Quote all of the data exactly as given. Skip every picture it contains.

***** THE DATA *****

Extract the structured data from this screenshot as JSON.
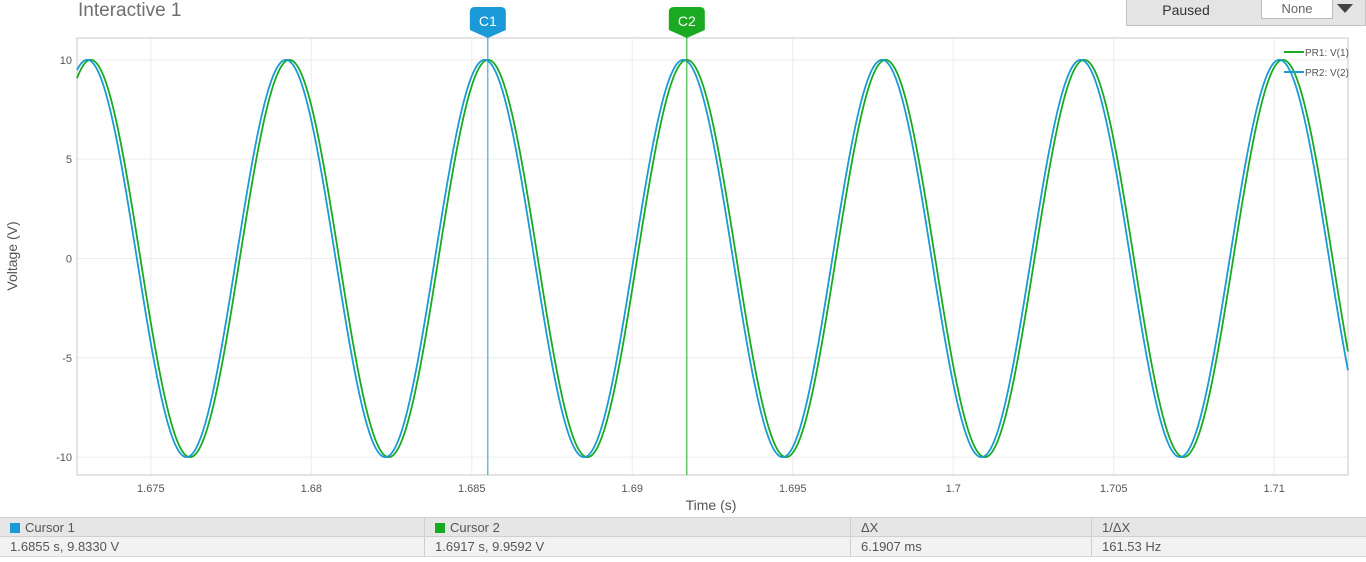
{
  "window": {
    "title": "Interactive 1"
  },
  "controls": {
    "status": "Paused",
    "select_value": "None"
  },
  "cursors": {
    "c1": {
      "label": "C1",
      "color": "#1a9ad6",
      "x": 1.6855
    },
    "c2": {
      "label": "C2",
      "color": "#1aaa22",
      "x": 1.6917
    }
  },
  "legend": [
    {
      "name": "PR1: V(1)",
      "color": "#1aaa22"
    },
    {
      "name": "PR2: V(2)",
      "color": "#1a9ad6"
    }
  ],
  "footer": {
    "headers": [
      "Cursor 1",
      "Cursor 2",
      "ΔX",
      "1/ΔX"
    ],
    "values": [
      "1.6855 s, 9.8330 V",
      "1.6917 s, 9.9592 V",
      "6.1907 ms",
      "161.53 Hz"
    ]
  },
  "chart_data": {
    "type": "line",
    "xlabel": "Time (s)",
    "ylabel": "Voltage (V)",
    "xlim": [
      1.6727,
      1.7123
    ],
    "ylim": [
      -10.9,
      11.1
    ],
    "xticks": [
      {
        "v": 1.675,
        "label": "1.675"
      },
      {
        "v": 1.68,
        "label": "1.68"
      },
      {
        "v": 1.685,
        "label": "1.685"
      },
      {
        "v": 1.69,
        "label": "1.69"
      },
      {
        "v": 1.695,
        "label": "1.695"
      },
      {
        "v": 1.7,
        "label": "1.7"
      },
      {
        "v": 1.705,
        "label": "1.705"
      },
      {
        "v": 1.71,
        "label": "1.71"
      }
    ],
    "yticks": [
      {
        "v": 10,
        "label": "10"
      },
      {
        "v": 5,
        "label": "5"
      },
      {
        "v": 0,
        "label": "0"
      },
      {
        "v": -5,
        "label": "-5"
      },
      {
        "v": -10,
        "label": "-10"
      }
    ],
    "grid": true,
    "legend_position": "top-right",
    "series": [
      {
        "name": "PR1: V(1)",
        "color": "#1aaa22",
        "amplitude": 10,
        "frequency_hz": 161.53,
        "peak_time_s": 1.6917
      },
      {
        "name": "PR2: V(2)",
        "color": "#1a9ad6",
        "amplitude": 10,
        "frequency_hz": 161.53,
        "peak_time_s": 1.6854
      }
    ]
  }
}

*****

ANSWER TO THIS TASK:
Extract the structured data from this screenshot as JSON.
{
  "window": {
    "title": "Interactive 1"
  },
  "controls": {
    "status": "Paused",
    "select_value": "None"
  },
  "cursors": {
    "c1": {
      "label": "C1",
      "color": "#1a9ad6",
      "x": 1.6855
    },
    "c2": {
      "label": "C2",
      "color": "#1aaa22",
      "x": 1.6917
    }
  },
  "legend": [
    {
      "name": "PR1: V(1)",
      "color": "#1aaa22"
    },
    {
      "name": "PR2: V(2)",
      "color": "#1a9ad6"
    }
  ],
  "footer": {
    "headers": [
      "Cursor 1",
      "Cursor 2",
      "ΔX",
      "1/ΔX"
    ],
    "values": [
      "1.6855 s, 9.8330 V",
      "1.6917 s, 9.9592 V",
      "6.1907 ms",
      "161.53 Hz"
    ]
  },
  "chart_data": {
    "type": "line",
    "xlabel": "Time (s)",
    "ylabel": "Voltage (V)",
    "xlim": [
      1.6727,
      1.7123
    ],
    "ylim": [
      -10.9,
      11.1
    ],
    "xticks": [
      {
        "v": 1.675,
        "label": "1.675"
      },
      {
        "v": 1.68,
        "label": "1.68"
      },
      {
        "v": 1.685,
        "label": "1.685"
      },
      {
        "v": 1.69,
        "label": "1.69"
      },
      {
        "v": 1.695,
        "label": "1.695"
      },
      {
        "v": 1.7,
        "label": "1.7"
      },
      {
        "v": 1.705,
        "label": "1.705"
      },
      {
        "v": 1.71,
        "label": "1.71"
      }
    ],
    "yticks": [
      {
        "v": 10,
        "label": "10"
      },
      {
        "v": 5,
        "label": "5"
      },
      {
        "v": 0,
        "label": "0"
      },
      {
        "v": -5,
        "label": "-5"
      },
      {
        "v": -10,
        "label": "-10"
      }
    ],
    "grid": true,
    "legend_position": "top-right",
    "series": [
      {
        "name": "PR1: V(1)",
        "color": "#1aaa22",
        "amplitude": 10,
        "frequency_hz": 161.53,
        "peak_time_s": 1.6917
      },
      {
        "name": "PR2: V(2)",
        "color": "#1a9ad6",
        "amplitude": 10,
        "frequency_hz": 161.53,
        "peak_time_s": 1.6854
      }
    ]
  }
}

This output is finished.